_Task objective_.
Wherever the string "JULY" appears in the listing, copy that line.

_Material for this exercise_.

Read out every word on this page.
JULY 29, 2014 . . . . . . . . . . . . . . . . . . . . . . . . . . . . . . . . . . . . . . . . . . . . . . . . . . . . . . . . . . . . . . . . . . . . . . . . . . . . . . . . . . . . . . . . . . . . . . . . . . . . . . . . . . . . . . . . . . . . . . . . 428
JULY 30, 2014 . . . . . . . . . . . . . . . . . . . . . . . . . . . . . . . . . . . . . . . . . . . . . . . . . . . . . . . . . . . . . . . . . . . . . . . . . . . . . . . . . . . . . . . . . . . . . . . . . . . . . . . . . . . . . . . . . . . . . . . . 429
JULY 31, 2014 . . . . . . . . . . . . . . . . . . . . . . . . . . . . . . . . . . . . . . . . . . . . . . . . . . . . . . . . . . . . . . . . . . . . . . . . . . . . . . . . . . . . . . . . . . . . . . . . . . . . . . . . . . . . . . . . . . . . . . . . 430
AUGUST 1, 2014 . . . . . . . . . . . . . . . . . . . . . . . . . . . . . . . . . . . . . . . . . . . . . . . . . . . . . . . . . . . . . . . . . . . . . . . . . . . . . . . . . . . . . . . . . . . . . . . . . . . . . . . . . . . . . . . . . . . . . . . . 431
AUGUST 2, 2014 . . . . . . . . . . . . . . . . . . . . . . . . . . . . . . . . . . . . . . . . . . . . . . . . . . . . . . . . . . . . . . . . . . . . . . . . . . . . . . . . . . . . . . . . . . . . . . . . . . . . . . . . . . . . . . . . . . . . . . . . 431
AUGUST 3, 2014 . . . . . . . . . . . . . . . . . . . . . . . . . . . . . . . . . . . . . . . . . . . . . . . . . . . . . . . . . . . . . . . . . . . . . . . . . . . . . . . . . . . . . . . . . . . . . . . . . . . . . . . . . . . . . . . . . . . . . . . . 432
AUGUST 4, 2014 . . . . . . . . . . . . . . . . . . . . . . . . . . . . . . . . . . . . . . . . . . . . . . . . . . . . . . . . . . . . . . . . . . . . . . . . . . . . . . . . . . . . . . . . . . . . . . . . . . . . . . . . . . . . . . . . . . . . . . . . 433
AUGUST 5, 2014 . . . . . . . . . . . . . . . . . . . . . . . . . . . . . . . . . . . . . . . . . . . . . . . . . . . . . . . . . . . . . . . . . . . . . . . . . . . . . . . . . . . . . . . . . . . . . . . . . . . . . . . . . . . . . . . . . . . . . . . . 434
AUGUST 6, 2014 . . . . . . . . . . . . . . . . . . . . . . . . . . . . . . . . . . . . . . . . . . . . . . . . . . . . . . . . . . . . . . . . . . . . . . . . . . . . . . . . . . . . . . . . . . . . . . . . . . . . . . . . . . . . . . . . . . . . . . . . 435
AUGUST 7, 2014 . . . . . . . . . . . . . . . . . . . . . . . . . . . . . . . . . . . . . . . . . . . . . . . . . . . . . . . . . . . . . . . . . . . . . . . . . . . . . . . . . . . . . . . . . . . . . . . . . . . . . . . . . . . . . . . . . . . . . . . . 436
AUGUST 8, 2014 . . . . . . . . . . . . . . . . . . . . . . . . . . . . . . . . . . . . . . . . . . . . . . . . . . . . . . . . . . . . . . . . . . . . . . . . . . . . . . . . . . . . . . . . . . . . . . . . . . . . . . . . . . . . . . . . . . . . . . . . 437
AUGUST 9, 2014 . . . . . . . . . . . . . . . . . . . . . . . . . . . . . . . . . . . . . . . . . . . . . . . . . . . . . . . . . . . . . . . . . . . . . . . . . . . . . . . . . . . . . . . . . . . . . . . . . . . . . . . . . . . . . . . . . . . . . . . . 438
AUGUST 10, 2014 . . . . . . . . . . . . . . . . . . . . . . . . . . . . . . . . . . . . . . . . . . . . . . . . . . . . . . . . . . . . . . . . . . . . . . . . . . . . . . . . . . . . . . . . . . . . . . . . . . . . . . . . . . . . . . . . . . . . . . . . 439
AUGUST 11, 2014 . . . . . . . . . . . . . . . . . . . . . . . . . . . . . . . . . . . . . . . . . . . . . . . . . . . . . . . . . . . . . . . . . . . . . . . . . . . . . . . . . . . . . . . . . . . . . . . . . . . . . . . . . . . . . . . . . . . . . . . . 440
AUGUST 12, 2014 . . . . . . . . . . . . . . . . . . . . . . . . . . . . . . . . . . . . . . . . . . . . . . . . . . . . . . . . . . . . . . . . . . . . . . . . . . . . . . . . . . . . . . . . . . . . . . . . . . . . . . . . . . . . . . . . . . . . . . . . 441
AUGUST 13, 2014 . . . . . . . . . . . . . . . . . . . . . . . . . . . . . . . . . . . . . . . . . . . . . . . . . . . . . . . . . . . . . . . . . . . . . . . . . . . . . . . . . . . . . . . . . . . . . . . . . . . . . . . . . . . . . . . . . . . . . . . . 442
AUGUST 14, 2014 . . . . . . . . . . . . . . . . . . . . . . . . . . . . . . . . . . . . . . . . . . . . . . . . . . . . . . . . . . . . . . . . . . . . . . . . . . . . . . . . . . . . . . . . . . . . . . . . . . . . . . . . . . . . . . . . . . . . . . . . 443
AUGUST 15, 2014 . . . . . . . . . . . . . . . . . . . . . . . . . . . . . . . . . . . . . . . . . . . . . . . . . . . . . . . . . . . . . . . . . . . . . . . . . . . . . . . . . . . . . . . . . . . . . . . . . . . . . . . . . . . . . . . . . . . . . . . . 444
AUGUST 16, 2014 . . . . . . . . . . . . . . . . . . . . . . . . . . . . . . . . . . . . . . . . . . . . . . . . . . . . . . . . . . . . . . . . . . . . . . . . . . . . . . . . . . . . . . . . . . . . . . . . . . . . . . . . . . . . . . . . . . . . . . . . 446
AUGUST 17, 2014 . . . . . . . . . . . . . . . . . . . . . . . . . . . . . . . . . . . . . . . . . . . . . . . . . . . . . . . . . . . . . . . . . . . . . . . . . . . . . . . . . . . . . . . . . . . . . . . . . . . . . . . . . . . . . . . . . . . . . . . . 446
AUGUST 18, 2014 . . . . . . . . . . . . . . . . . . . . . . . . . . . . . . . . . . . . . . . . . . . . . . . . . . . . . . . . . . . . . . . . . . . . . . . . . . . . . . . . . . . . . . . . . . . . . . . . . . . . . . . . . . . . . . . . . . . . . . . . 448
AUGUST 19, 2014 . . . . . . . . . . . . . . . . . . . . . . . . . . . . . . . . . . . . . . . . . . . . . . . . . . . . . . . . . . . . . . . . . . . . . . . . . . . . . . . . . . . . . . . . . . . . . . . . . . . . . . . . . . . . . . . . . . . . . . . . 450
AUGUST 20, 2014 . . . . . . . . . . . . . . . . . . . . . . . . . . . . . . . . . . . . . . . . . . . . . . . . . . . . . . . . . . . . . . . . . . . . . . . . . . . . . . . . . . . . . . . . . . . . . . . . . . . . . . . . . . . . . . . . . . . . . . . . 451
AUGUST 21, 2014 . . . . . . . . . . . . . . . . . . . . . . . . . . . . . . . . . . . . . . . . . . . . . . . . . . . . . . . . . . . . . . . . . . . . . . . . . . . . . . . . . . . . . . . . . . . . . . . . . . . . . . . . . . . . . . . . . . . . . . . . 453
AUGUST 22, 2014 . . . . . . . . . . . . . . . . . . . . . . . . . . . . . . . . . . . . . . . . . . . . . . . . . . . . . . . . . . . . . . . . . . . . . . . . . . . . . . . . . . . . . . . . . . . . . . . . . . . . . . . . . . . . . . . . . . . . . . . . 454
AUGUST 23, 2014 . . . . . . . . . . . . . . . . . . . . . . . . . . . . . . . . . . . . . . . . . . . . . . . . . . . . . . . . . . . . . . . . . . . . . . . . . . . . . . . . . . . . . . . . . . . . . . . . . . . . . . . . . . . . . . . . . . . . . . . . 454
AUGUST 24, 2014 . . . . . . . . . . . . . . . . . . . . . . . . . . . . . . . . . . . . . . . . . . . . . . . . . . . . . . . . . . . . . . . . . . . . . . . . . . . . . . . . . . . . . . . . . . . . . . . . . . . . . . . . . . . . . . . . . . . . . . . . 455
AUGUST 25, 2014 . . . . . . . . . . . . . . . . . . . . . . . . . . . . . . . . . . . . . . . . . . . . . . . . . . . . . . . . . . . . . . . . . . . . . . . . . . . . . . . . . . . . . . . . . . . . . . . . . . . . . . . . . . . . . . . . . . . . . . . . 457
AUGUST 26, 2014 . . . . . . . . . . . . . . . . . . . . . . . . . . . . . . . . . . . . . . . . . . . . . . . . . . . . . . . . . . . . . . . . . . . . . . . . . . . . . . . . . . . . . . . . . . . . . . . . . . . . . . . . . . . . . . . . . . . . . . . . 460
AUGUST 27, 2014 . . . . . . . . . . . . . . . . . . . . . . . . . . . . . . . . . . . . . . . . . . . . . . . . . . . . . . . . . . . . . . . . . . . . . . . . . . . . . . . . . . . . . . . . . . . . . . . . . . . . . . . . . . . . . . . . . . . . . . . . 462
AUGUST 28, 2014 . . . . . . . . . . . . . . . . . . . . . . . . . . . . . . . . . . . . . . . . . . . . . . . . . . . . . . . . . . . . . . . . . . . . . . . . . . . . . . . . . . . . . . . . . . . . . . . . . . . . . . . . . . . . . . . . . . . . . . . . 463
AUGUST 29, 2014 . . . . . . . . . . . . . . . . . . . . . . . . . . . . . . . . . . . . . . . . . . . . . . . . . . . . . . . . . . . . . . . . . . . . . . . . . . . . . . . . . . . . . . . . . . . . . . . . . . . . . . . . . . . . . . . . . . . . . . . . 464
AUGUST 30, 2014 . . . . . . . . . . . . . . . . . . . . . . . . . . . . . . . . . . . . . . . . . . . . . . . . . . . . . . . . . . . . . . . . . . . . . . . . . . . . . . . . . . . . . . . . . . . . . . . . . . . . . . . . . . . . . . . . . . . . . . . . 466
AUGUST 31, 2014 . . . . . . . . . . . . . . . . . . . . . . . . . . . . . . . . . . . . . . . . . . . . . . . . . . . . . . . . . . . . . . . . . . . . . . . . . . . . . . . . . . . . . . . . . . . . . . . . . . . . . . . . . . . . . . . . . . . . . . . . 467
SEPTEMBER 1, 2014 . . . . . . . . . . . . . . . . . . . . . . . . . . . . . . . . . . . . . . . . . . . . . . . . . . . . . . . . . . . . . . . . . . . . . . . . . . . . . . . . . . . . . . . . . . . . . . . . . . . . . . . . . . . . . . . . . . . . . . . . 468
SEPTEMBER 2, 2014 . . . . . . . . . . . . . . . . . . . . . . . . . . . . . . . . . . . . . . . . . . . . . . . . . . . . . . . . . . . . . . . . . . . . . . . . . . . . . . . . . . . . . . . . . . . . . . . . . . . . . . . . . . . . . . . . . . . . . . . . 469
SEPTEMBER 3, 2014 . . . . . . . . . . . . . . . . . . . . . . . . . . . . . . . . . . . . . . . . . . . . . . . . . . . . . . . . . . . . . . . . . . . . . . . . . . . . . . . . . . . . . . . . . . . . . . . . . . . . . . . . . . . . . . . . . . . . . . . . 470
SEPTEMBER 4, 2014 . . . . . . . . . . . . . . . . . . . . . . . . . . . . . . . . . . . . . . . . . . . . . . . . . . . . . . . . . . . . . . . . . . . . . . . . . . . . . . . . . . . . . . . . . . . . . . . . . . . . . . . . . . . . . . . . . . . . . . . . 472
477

_Response to this exercise_.
JULY 29, 2014 . . . . . . . . . . . . . . . . . . . . . . . . . . . . . . . . . . . . . . . . . . . . . . . . . . . . . . . . . . . . . . . . . . . . . . . . . . . . . . . . . . . . . . . . . . . . . . . . . . . . . . . . . . . . . . . . . . . . . . . . 428
JULY 30, 2014 . . . . . . . . . . . . . . . . . . . . . . . . . . . . . . . . . . . . . . . . . . . . . . . . . . . . . . . . . . . . . . . . . . . . . . . . . . . . . . . . . . . . . . . . . . . . . . . . . . . . . . . . . . . . . . . . . . . . . . . . 429
JULY 31, 2014 . . . . . . . . . . . . . . . . . . . . . . . . . . . . . . . . . . . . . . . . . . . . . . . . . . . . . . . . . . . . . . . . . . . . . . . . . . . . . . . . . . . . . . . . . . . . . . . . . . . . . . . . . . . . . . . . . . . . . . . . 430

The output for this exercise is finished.